The request - Retype the data below line for line, without any changes, and omit the picture from your copy.

(Source data)

________

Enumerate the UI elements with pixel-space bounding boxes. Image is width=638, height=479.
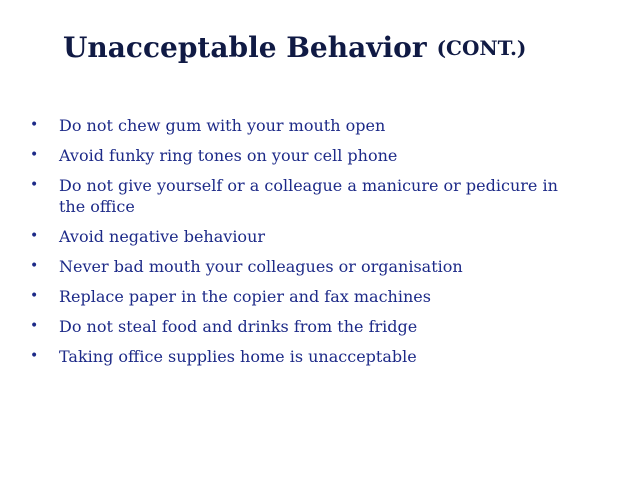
bullet-text: Never bad mouth your colleagues or organisation <box>59 257 463 276</box>
bullet-icon: • <box>30 228 39 244</box>
bullet-item <box>30 226 620 247</box>
bullet-text: Do not give yourself or a colleague a manicure or pedicure in the office <box>59 176 558 216</box>
bullet-icon: • <box>30 348 39 364</box>
bullet-icon: • <box>30 318 39 334</box>
bullet-item <box>30 175 620 217</box>
bullet-item <box>30 256 620 277</box>
slide-title <box>63 28 526 68</box>
bullet-text: Avoid negative behaviour <box>59 227 266 246</box>
bullet-text: Taking office supplies home is unacceptable <box>59 347 417 366</box>
bullet-list <box>30 115 620 376</box>
bullet-item <box>30 316 620 337</box>
bullet-text: Do not steal food and drinks from the fridge <box>59 317 418 336</box>
slide-title-main: Unacceptable Behavior <box>63 31 427 64</box>
bullet-item <box>30 145 620 166</box>
bullet-item <box>30 286 620 307</box>
bullet-icon: • <box>30 177 39 193</box>
bullet-icon: • <box>30 117 39 133</box>
bullet-text: Do not chew gum with your mouth open <box>59 116 386 135</box>
bullet-icon: • <box>30 147 39 163</box>
slide-title-suffix: (CONT.) <box>436 36 527 60</box>
bullet-item <box>30 346 620 367</box>
bullet-icon: • <box>30 258 39 274</box>
bullet-text: Replace paper in the copier and fax machines <box>59 287 431 306</box>
bullet-text: Avoid funky ring tones on your cell phone <box>59 146 398 165</box>
bullet-item <box>30 115 620 136</box>
bullet-icon: • <box>30 288 39 304</box>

________

Solution below -
Enumerate the UI elements with pixel-space bounding boxes. Image is width=638, height=479.
bullet-text: Never bad mouth your colleagues or organisation <box>59 257 463 276</box>
bullet-icon: • <box>30 228 39 244</box>
bullet-item <box>30 226 620 247</box>
bullet-text: Do not give yourself or a colleague a manicure or pedicure in the office <box>59 176 558 216</box>
bullet-icon: • <box>30 348 39 364</box>
bullet-icon: • <box>30 318 39 334</box>
bullet-item <box>30 175 620 217</box>
bullet-item <box>30 256 620 277</box>
slide-title <box>63 28 526 68</box>
bullet-text: Avoid negative behaviour <box>59 227 266 246</box>
bullet-text: Taking office supplies home is unacceptable <box>59 347 417 366</box>
bullet-list <box>30 115 620 376</box>
bullet-item <box>30 316 620 337</box>
bullet-text: Do not steal food and drinks from the fridge <box>59 317 418 336</box>
slide-title-main: Unacceptable Behavior <box>63 31 427 64</box>
bullet-item <box>30 145 620 166</box>
bullet-item <box>30 286 620 307</box>
bullet-icon: • <box>30 177 39 193</box>
bullet-icon: • <box>30 117 39 133</box>
bullet-text: Do not chew gum with your mouth open <box>59 116 386 135</box>
bullet-icon: • <box>30 147 39 163</box>
slide-title-suffix: (CONT.) <box>436 36 527 60</box>
bullet-item <box>30 346 620 367</box>
bullet-icon: • <box>30 258 39 274</box>
bullet-text: Replace paper in the copier and fax machines <box>59 287 431 306</box>
bullet-text: Avoid funky ring tones on your cell phone <box>59 146 398 165</box>
bullet-item <box>30 115 620 136</box>
bullet-icon: • <box>30 288 39 304</box>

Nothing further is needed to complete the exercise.